* Exercise instructions: Below is a block of records. Copy every line in it that contains the word "name".

* Provided data:
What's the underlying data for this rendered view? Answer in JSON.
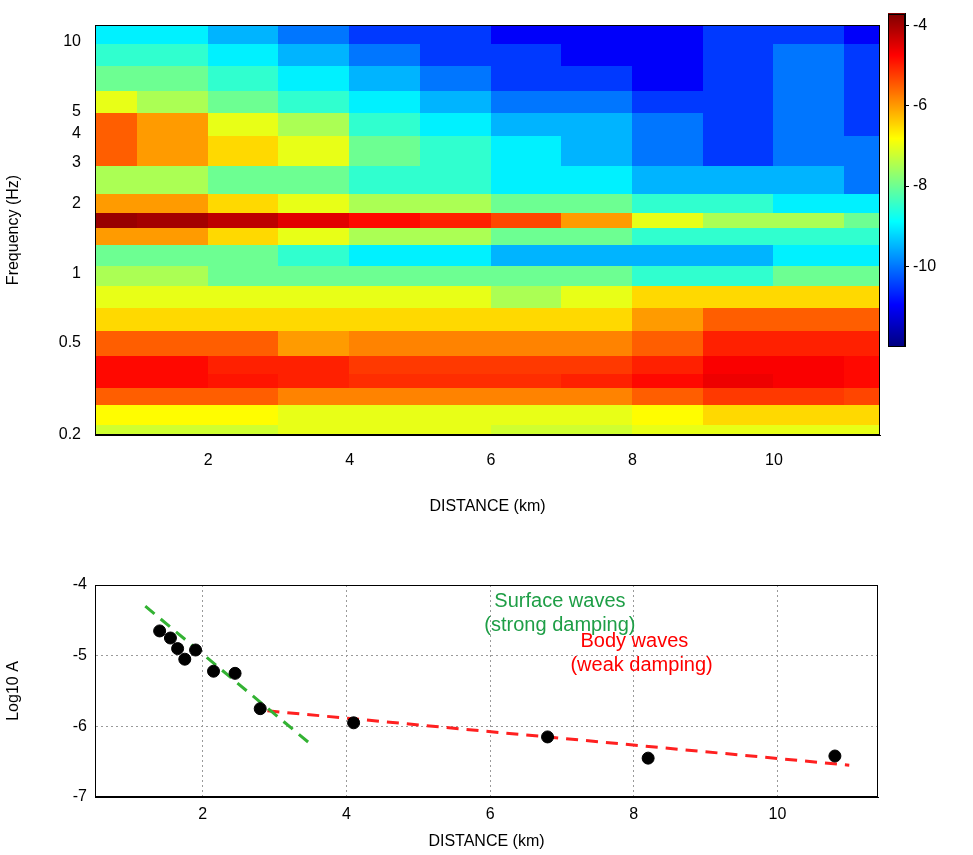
{
  "chart_data": [
    {
      "type": "heatmap",
      "xlabel": "DISTANCE (km)",
      "ylabel": "Frequency (Hz)",
      "log": "y",
      "xlim": [
        0.4,
        11.5
      ],
      "ylim": [
        0.2,
        11.8
      ],
      "xticks": [
        2,
        4,
        6,
        8,
        10
      ],
      "yticks": [
        0.2,
        0.5,
        1,
        2,
        3,
        4,
        5,
        10
      ],
      "x": [
        0.5,
        1.5,
        2.5,
        3.5,
        4.5,
        5.5,
        6.5,
        7.5,
        8.5,
        9.5,
        10.5,
        11.5
      ],
      "y": [
        0.2,
        0.25,
        0.3,
        0.35,
        0.4,
        0.5,
        0.65,
        0.8,
        1,
        1.2,
        1.5,
        1.7,
        2,
        2.5,
        3.5,
        4.5,
        5.5,
        7,
        9,
        11
      ],
      "cells": [
        [
          -7.2,
          -7.2,
          -7.2,
          -7,
          -7,
          -7,
          -7.2,
          -7.2,
          -7,
          -7,
          -7,
          -7
        ],
        [
          -6.8,
          -6.8,
          -6.8,
          -7,
          -7,
          -7,
          -7,
          -7,
          -6.8,
          -6.5,
          -6.5,
          -6.5
        ],
        [
          -5.5,
          -5.5,
          -5.5,
          -5.8,
          -5.8,
          -5.8,
          -5.8,
          -5.8,
          -5.5,
          -5.2,
          -5.2,
          -5.3
        ],
        [
          -4.8,
          -4.8,
          -4.9,
          -5,
          -5.1,
          -5.1,
          -5.1,
          -5,
          -4.8,
          -4.6,
          -4.7,
          -4.8
        ],
        [
          -4.8,
          -4.8,
          -5,
          -5,
          -5.2,
          -5.2,
          -5.2,
          -5.2,
          -5,
          -4.7,
          -4.7,
          -4.8
        ],
        [
          -5.5,
          -5.5,
          -5.5,
          -6,
          -5.8,
          -5.8,
          -5.8,
          -5.8,
          -5.5,
          -5,
          -5,
          -5
        ],
        [
          -6.5,
          -6.5,
          -6.5,
          -6.5,
          -6.5,
          -6.5,
          -6.5,
          -6.5,
          -6,
          -5.5,
          -5.5,
          -5.5
        ],
        [
          -7,
          -7,
          -7,
          -7,
          -7,
          -7,
          -7.5,
          -7,
          -6.5,
          -6.5,
          -6.5,
          -6.5
        ],
        [
          -7.5,
          -7.5,
          -8,
          -8,
          -8,
          -8,
          -8,
          -8,
          -8.5,
          -8.5,
          -8,
          -8
        ],
        [
          -8,
          -8,
          -8,
          -8.5,
          -9,
          -9,
          -9.5,
          -9.5,
          -9.5,
          -9.5,
          -9,
          -9
        ],
        [
          -6,
          -6,
          -6.5,
          -7,
          -7.5,
          -7.5,
          -8,
          -8,
          -8.5,
          -8.5,
          -8.5,
          -8.5
        ],
        [
          -3.9,
          -4,
          -4.2,
          -4.5,
          -4.8,
          -5,
          -5.3,
          -6,
          -7,
          -7.5,
          -7.5,
          -8
        ],
        [
          -6,
          -6,
          -6.5,
          -7,
          -7.5,
          -7.5,
          -8,
          -8,
          -8.5,
          -8.5,
          -9,
          -9
        ],
        [
          -7.5,
          -7.5,
          -8,
          -8,
          -8.5,
          -8.5,
          -9,
          -9,
          -9.5,
          -9.5,
          -9.5,
          -10
        ],
        [
          -5.5,
          -6,
          -6.5,
          -7,
          -8,
          -8.5,
          -9,
          -9.5,
          -10,
          -10.5,
          -10,
          -10
        ],
        [
          -5.5,
          -6,
          -7,
          -7.5,
          -8.5,
          -9,
          -9.5,
          -9.5,
          -10,
          -10.5,
          -10,
          -10.5
        ],
        [
          -7,
          -7.5,
          -8,
          -8.5,
          -9,
          -9.5,
          -10,
          -10,
          -10.5,
          -10.5,
          -10,
          -10.5
        ],
        [
          -8,
          -8,
          -8.5,
          -9,
          -9.5,
          -10,
          -10.5,
          -10.5,
          -11,
          -10.5,
          -10,
          -10.5
        ],
        [
          -8.5,
          -8.5,
          -9,
          -9.5,
          -10,
          -10.5,
          -10.5,
          -11,
          -11,
          -10.5,
          -10,
          -10.5
        ],
        [
          -9,
          -9,
          -9.5,
          -10,
          -10.5,
          -10.5,
          -11,
          -11,
          -11,
          -10.5,
          -10.5,
          -11
        ]
      ],
      "colorbar_range": [
        -12,
        -3.7
      ],
      "colorbar_ticks": [
        -4,
        -6,
        -8,
        -10
      ]
    },
    {
      "type": "scatter",
      "xlabel": "DISTANCE (km)",
      "ylabel": "Log10 A",
      "xlim": [
        0.5,
        11.4
      ],
      "ylim": [
        -7,
        -4
      ],
      "xticks": [
        2,
        4,
        6,
        8,
        10
      ],
      "yticks": [
        -7,
        -6,
        -5,
        -4
      ],
      "grid": true,
      "series": [
        {
          "type": "scatter",
          "color": "#000000",
          "marker": "circle",
          "x": [
            1.4,
            1.55,
            1.65,
            1.75,
            1.9,
            2.15,
            2.45,
            2.8,
            4.1,
            6.8,
            8.2,
            10.8
          ],
          "values": [
            -4.65,
            -4.75,
            -4.9,
            -5.05,
            -4.92,
            -5.22,
            -5.25,
            -5.75,
            -5.95,
            -6.15,
            -6.45,
            -6.42
          ]
        },
        {
          "type": "line",
          "color": "#33b233",
          "line_style": "dashed",
          "x": [
            1.2,
            3.5
          ],
          "values": [
            -4.3,
            -6.25
          ]
        },
        {
          "type": "line",
          "color": "#ff2020",
          "line_style": "dashed",
          "x": [
            2.9,
            11
          ],
          "values": [
            -5.78,
            -6.55
          ]
        }
      ],
      "annotations": [
        {
          "text": [
            "Surface waves",
            "(strong damping)"
          ],
          "color": "#1e9e46"
        },
        {
          "text": [
            "Body waves",
            "(weak damping)"
          ],
          "color": "#ff0000"
        }
      ]
    }
  ]
}
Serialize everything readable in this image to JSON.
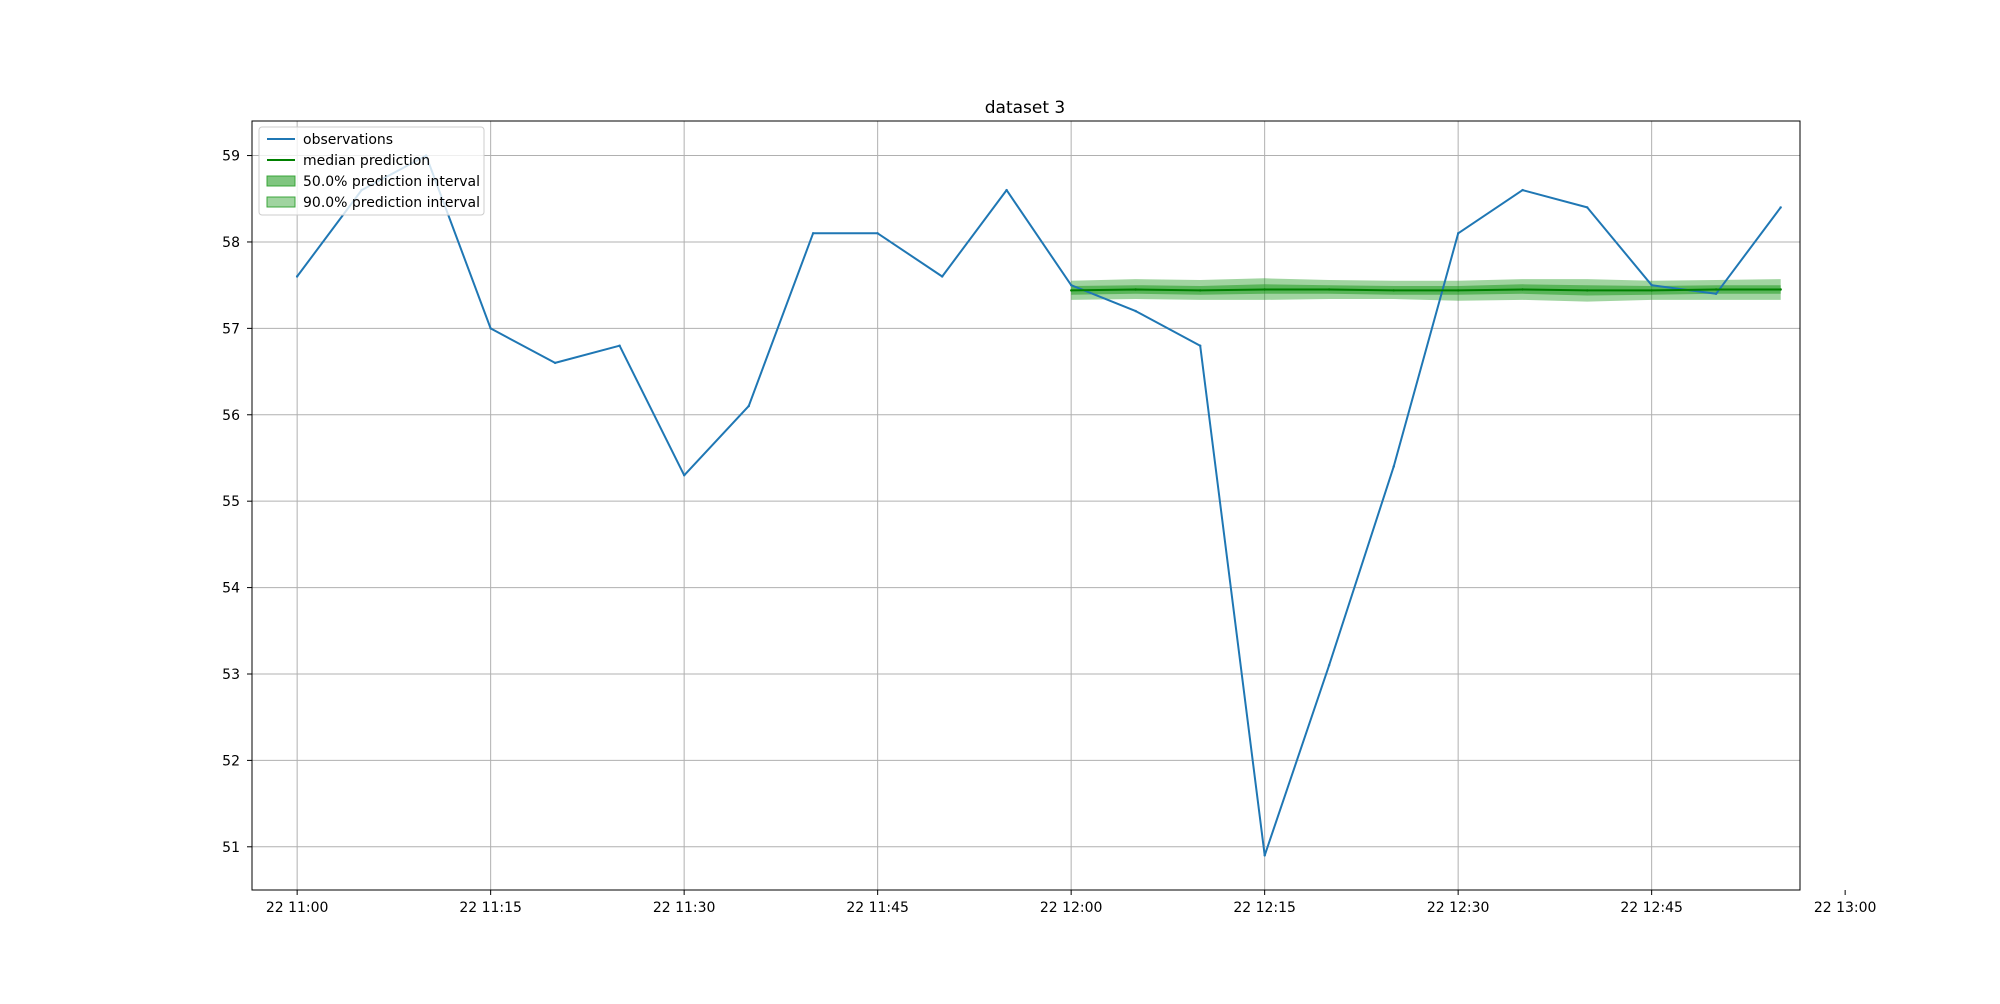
{
  "chart_data": {
    "type": "line",
    "title": "dataset 3",
    "xlabel": "",
    "ylabel": "",
    "grid": true,
    "legend_position": "top-left",
    "x_unit": "minutes after 22 11:00",
    "xlim": [
      -3.5,
      116.5
    ],
    "ylim": [
      50.5,
      59.4
    ],
    "x_ticks": [
      {
        "value": 0,
        "label": "22 11:00"
      },
      {
        "value": 15,
        "label": "22 11:15"
      },
      {
        "value": 30,
        "label": "22 11:30"
      },
      {
        "value": 45,
        "label": "22 11:45"
      },
      {
        "value": 60,
        "label": "22 12:00"
      },
      {
        "value": 75,
        "label": "22 12:15"
      },
      {
        "value": 90,
        "label": "22 12:30"
      },
      {
        "value": 105,
        "label": "22 12:45"
      },
      {
        "value": 120,
        "label": "22 13:00"
      }
    ],
    "y_ticks": [
      {
        "value": 51,
        "label": "51"
      },
      {
        "value": 52,
        "label": "52"
      },
      {
        "value": 53,
        "label": "53"
      },
      {
        "value": 54,
        "label": "54"
      },
      {
        "value": 55,
        "label": "55"
      },
      {
        "value": 56,
        "label": "56"
      },
      {
        "value": 57,
        "label": "57"
      },
      {
        "value": 58,
        "label": "58"
      },
      {
        "value": 59,
        "label": "59"
      }
    ],
    "legend": [
      {
        "label": "observations",
        "kind": "line",
        "color": "#1f77b4"
      },
      {
        "label": "median prediction",
        "kind": "line",
        "color": "#008000"
      },
      {
        "label": "50.0% prediction interval",
        "kind": "patch",
        "color": "#2ca02c",
        "opacity": 0.6
      },
      {
        "label": "90.0% prediction interval",
        "kind": "patch",
        "color": "#2ca02c",
        "opacity": 0.45
      }
    ],
    "series": [
      {
        "name": "observations",
        "color": "#1f77b4",
        "x": [
          0,
          5,
          10,
          15,
          20,
          25,
          30,
          35,
          40,
          45,
          50,
          55,
          60,
          65,
          70,
          75,
          80,
          85,
          90,
          95,
          100,
          105,
          110,
          115
        ],
        "values": [
          57.6,
          58.6,
          59.0,
          57.0,
          56.6,
          56.8,
          55.3,
          56.1,
          58.1,
          58.1,
          57.6,
          58.6,
          57.5,
          57.2,
          56.8,
          50.9,
          53.1,
          55.4,
          58.1,
          58.6,
          58.4,
          57.5,
          57.4,
          58.4
        ]
      },
      {
        "name": "median prediction",
        "color": "#008000",
        "x": [
          60,
          65,
          70,
          75,
          80,
          85,
          90,
          95,
          100,
          105,
          110,
          115
        ],
        "values": [
          57.44,
          57.45,
          57.44,
          57.45,
          57.45,
          57.44,
          57.44,
          57.45,
          57.44,
          57.44,
          57.45,
          57.45
        ]
      }
    ],
    "intervals": [
      {
        "name": "90.0% prediction interval",
        "color": "#2ca02c",
        "opacity": 0.45,
        "x": [
          60,
          65,
          70,
          75,
          80,
          85,
          90,
          95,
          100,
          105,
          110,
          115
        ],
        "lower": [
          57.33,
          57.34,
          57.33,
          57.33,
          57.34,
          57.34,
          57.32,
          57.33,
          57.31,
          57.33,
          57.33,
          57.33
        ],
        "upper": [
          57.55,
          57.57,
          57.56,
          57.58,
          57.56,
          57.55,
          57.55,
          57.57,
          57.57,
          57.55,
          57.56,
          57.57
        ]
      },
      {
        "name": "50.0% prediction interval",
        "color": "#2ca02c",
        "opacity": 0.6,
        "x": [
          60,
          65,
          70,
          75,
          80,
          85,
          90,
          95,
          100,
          105,
          110,
          115
        ],
        "lower": [
          57.39,
          57.4,
          57.39,
          57.4,
          57.4,
          57.39,
          57.39,
          57.4,
          57.38,
          57.39,
          57.4,
          57.4
        ],
        "upper": [
          57.49,
          57.5,
          57.49,
          57.51,
          57.5,
          57.49,
          57.49,
          57.51,
          57.5,
          57.49,
          57.5,
          57.5
        ]
      }
    ]
  }
}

* Output of the exercise:
        "name": "observations",
        "name": "median prediction",
        "name": "90.0% prediction interval",
        "name": "50.0% prediction interval",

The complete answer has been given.